INSTRUCTIONS TO FOLLOW
Set out each line from the following listing that includes the word "Maheswari".

* * *

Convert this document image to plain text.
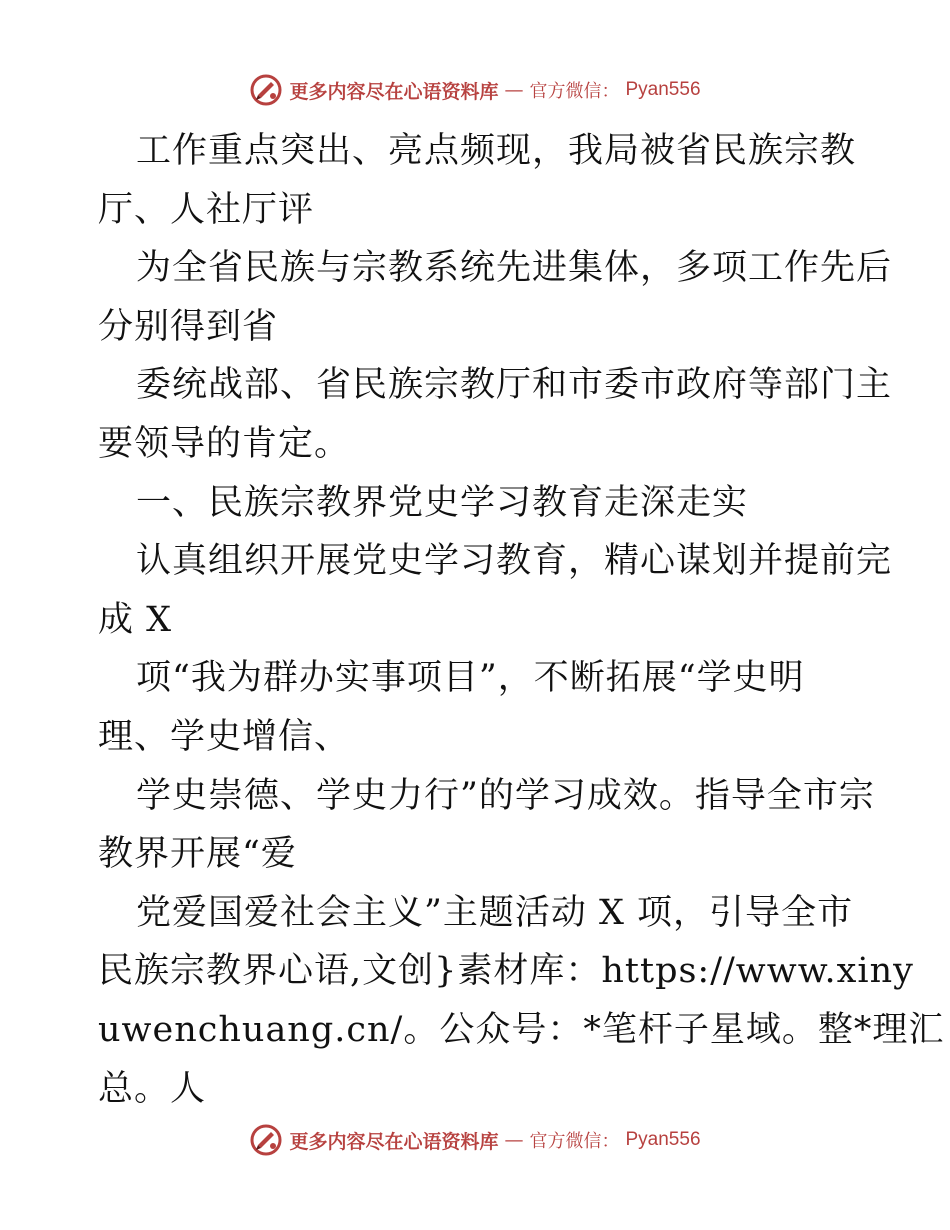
更多内容尽在心语资料库 — 官方微信： Pyan556
工作重点突出、亮点频现，我局被省民族宗教
厅、人社厅评
为全省民族与宗教系统先进集体，多项工作先后
分别得到省
委统战部、省民族宗教厅和市委市政府等部门主
要领导的肯定。
一、民族宗教界党史学习教育走深走实
认真组织开展党史学习教育，精心谋划并提前完
成 X
项“我为群办实事项目”，不断拓展“学史明
理、学史增信、
学史崇德、学史力行”的学习成效。指导全市宗
教界开展“爱
党爱国爱社会主义”主题活动 X 项，引导全市
民族宗教界心语,文创}素材库：https://www.xiny
uwenchuang.cn/。公众号：*笔杆子星域。整*理汇
总。人
更多内容尽在心语资料库 — 官方微信： Pyan556
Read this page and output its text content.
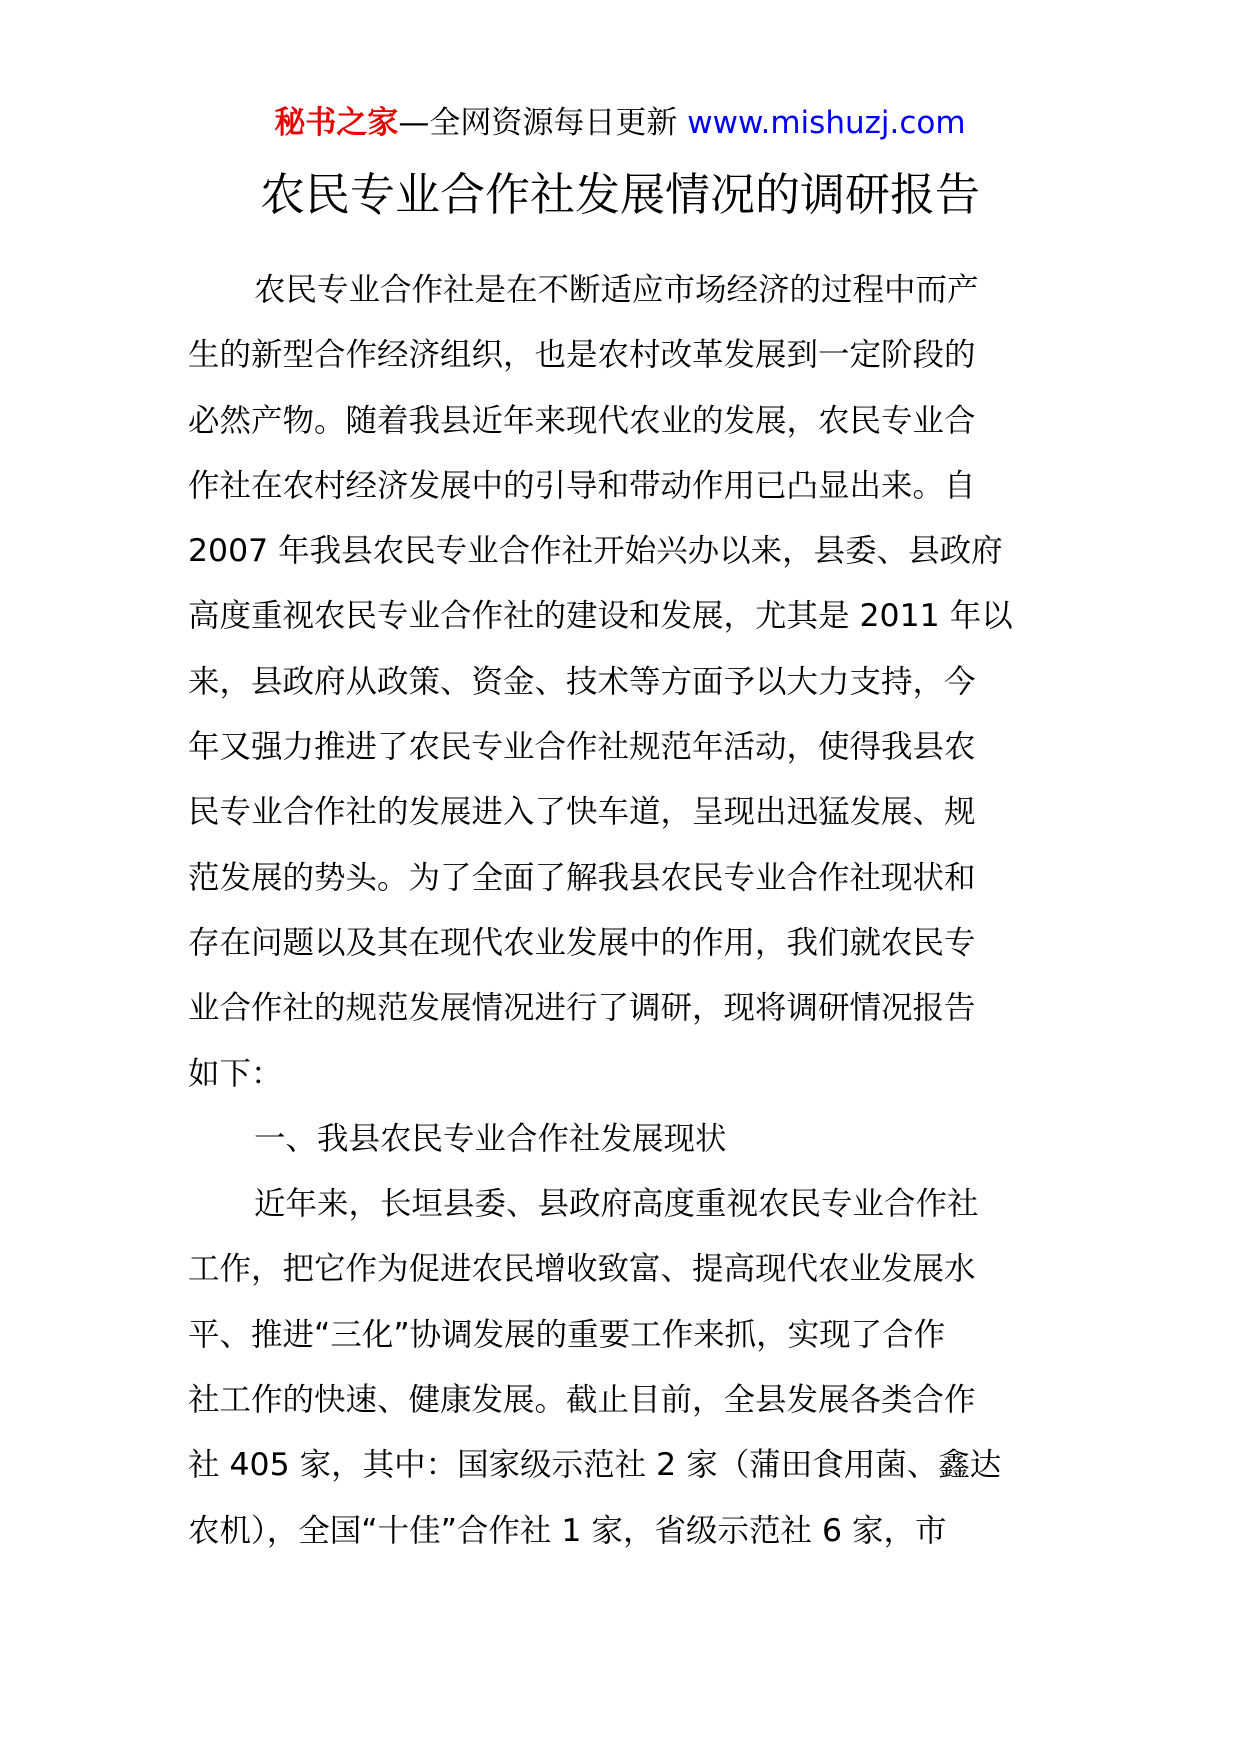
秘书之家—全网资源每日更新 www.mishuzj.com
农民专业合作社发展情况的调研报告

农民专业合作社是在不断适应市场经济的过程中而产

生的新型合作经济组织，也是农村改革发展到一定阶段的

必然产物。随着我县近年来现代农业的发展，农民专业合

作社在农村经济发展中的引导和带动作用已凸显出来。自

2007 年我县农民专业合作社开始兴办以来，县委、县政府

高度重视农民专业合作社的建设和发展，尤其是 2011 年以

来，县政府从政策、资金、技术等方面予以大力支持，今

年又强力推进了农民专业合作社规范年活动，使得我县农

民专业合作社的发展进入了快车道，呈现出迅猛发展、规

范发展的势头。为了全面了解我县农民专业合作社现状和

存在问题以及其在现代农业发展中的作用，我们就农民专

业合作社的规范发展情况进行了调研，现将调研情况报告

如下：

一、我县农民专业合作社发展现状

近年来，长垣县委、县政府高度重视农民专业合作社

工作，把它作为促进农民增收致富、提高现代农业发展水

平、推进“三化”协调发展的重要工作来抓，实现了合作

社工作的快速、健康发展。截止目前，全县发展各类合作

社 405 家，其中：国家级示范社 2 家（蒲田食用菌、鑫达

农机），全国“十佳”合作社 1 家，省级示范社 6 家，市
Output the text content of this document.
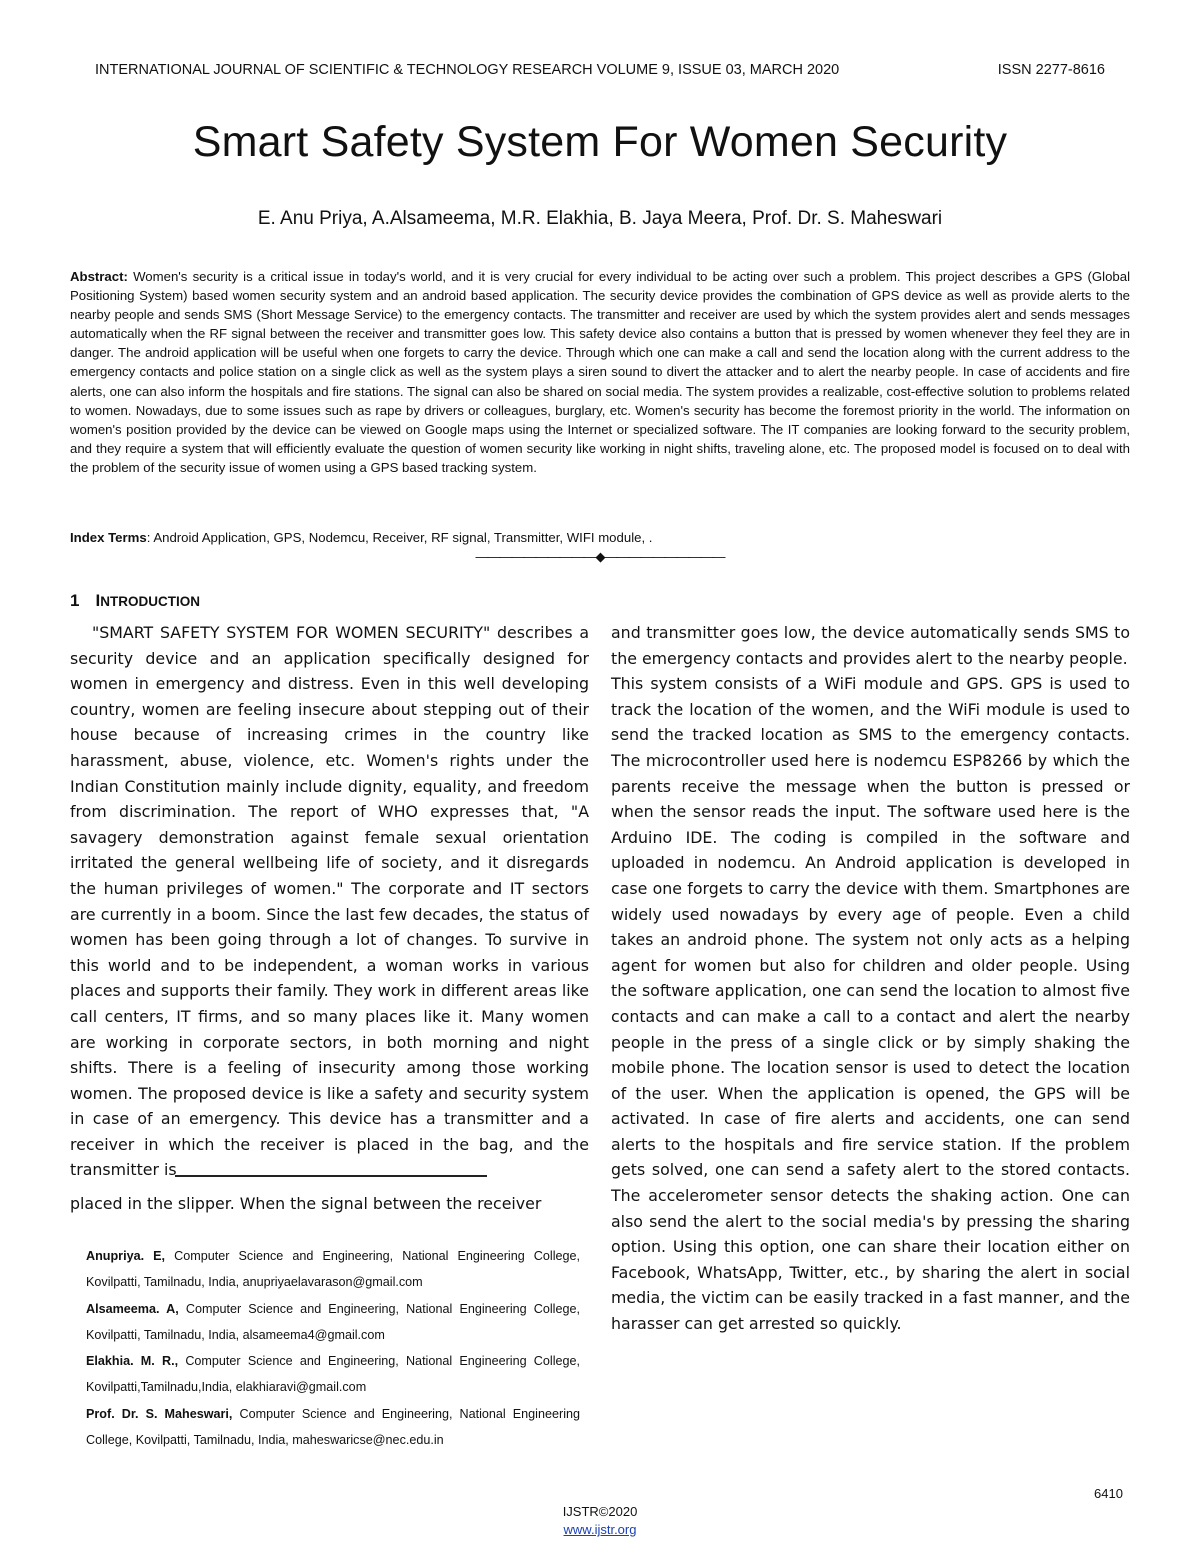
INTERNATIONAL JOURNAL OF SCIENTIFIC & TECHNOLOGY RESEARCH VOLUME 9, ISSUE 03, MARCH 2020	ISSN 2277-8616
Smart Safety System For Women Security
E. Anu Priya, A.Alsameema, M.R. Elakhia, B. Jaya Meera, Prof. Dr. S. Maheswari
Abstract: Women's security is a critical issue in today's world, and it is very crucial for every individual to be acting over such a problem. This project describes a GPS (Global Positioning System) based women security system and an android based application. The security device provides the combination of GPS device as well as provide alerts to the nearby people and sends SMS (Short Message Service) to the emergency contacts. The transmitter and receiver are used by which the system provides alert and sends messages automatically when the RF signal between the receiver and transmitter goes low. This safety device also contains a button that is pressed by women whenever they feel they are in danger. The android application will be useful when one forgets to carry the device. Through which one can make a call and send the location along with the current address to the emergency contacts and police station on a single click as well as the system plays a siren sound to divert the attacker and to alert the nearby people. In case of accidents and fire alerts, one can also inform the hospitals and fire stations. The signal can also be shared on social media. The system provides a realizable, cost-effective solution to problems related to women. Nowadays, due to some issues such as rape by drivers or colleagues, burglary, etc. Women's security has become the foremost priority in the world. The information on women's position provided by the device can be viewed on Google maps using the Internet or specialized software. The IT companies are looking forward to the security problem, and they require a system that will efficiently evaluate the question of women security like working in night shifts, traveling alone, etc. The proposed model is focused on to deal with the problem of the security issue of women using a GPS based tracking system.
Index Terms: Android Application, GPS, Nodemcu, Receiver, RF signal, Transmitter, WIFI module, .
——————————◆——————————
1 INTRODUCTION

"SMART SAFETY SYSTEM FOR WOMEN SECURITY" describes a security device and an application specifically designed for women in emergency and distress. Even in this well developing country, women are feeling insecure about stepping out of their house because of increasing crimes in the country like harassment, abuse, violence, etc. Women's rights under the Indian Constitution mainly include dignity, equality, and freedom from discrimination. The report of WHO expresses that, "A savagery demonstration against female sexual orientation irritated the general wellbeing life of society, and it disregards the human privileges of women." The corporate and IT sectors are currently in a boom. Since the last few decades, the status of women has been going through a lot of changes. To survive in this world and to be independent, a woman works in various places and supports their family. They work in different areas like call centers, IT firms, and so many places like it. Many women are working in corporate sectors, in both morning and night shifts. There is a feeling of insecurity among those working women. The proposed device is like a safety and security system in case of an emergency. This device has a transmitter and a receiver in which the receiver is placed in the bag, and the transmitter is

placed in the slipper. When the signal between the receiver

Anupriya. E, Computer Science and Engineering, National Engineering College, Kovilpatti, Tamilnadu, India, anupriyaelavarason@gmail.com

Alsameema. A, Computer Science and Engineering, National Engineering College, Kovilpatti, Tamilnadu, India, alsameema4@gmail.com

Elakhia. M. R., Computer Science and Engineering, National Engineering College, Kovilpatti,Tamilnadu,India, elakhiaravi@gmail.com

Prof. Dr. S. Maheswari, Computer Science and Engineering, National Engineering College, Kovilpatti, Tamilnadu, India, maheswaricse@nec.edu.in

and transmitter goes low, the device automatically sends SMS to the emergency contacts and provides alert to the nearby people.

This system consists of a WiFi module and GPS. GPS is used to track the location of the women, and the WiFi module is used to send the tracked location as SMS to the emergency contacts. The microcontroller used here is nodemcu ESP8266 by which the parents receive the message when the button is pressed or when the sensor reads the input. The software used here is the Arduino IDE. The coding is compiled in the software and uploaded in nodemcu. An Android application is developed in case one forgets to carry the device with them. Smartphones are widely used nowadays by every age of people. Even a child takes an android phone. The system not only acts as a helping agent for women but also for children and older people. Using the software application, one can send the location to almost five contacts and can make a call to a contact and alert the nearby people in the press of a single click or by simply shaking the mobile phone. The location sensor is used to detect the location of the user. When the application is opened, the GPS will be activated. In case of fire alerts and accidents, one can send alerts to the hospitals and fire service station. If the problem gets solved, one can send a safety alert to the stored contacts. The accelerometer sensor detects the shaking action. One can also send the alert to the social media's by pressing the sharing option. Using this option, one can share their location either on Facebook, WhatsApp, Twitter, etc., by sharing the alert in social media, the victim can be easily tracked in a fast manner, and the harasser can get arrested so quickly.

6410
IJSTR©2020
www.ijstr.org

* * *

WRITTEN RESPONSE
E. Anu Priya, A.Alsameema, M.R. Elakhia, B. Jaya Meera, Prof. Dr. S. Maheswari
Prof. Dr. S. Maheswari, Computer Science and Engineering, National Engineering College, Kovilpatti, Tamilnadu, India, maheswaricse@nec.edu.in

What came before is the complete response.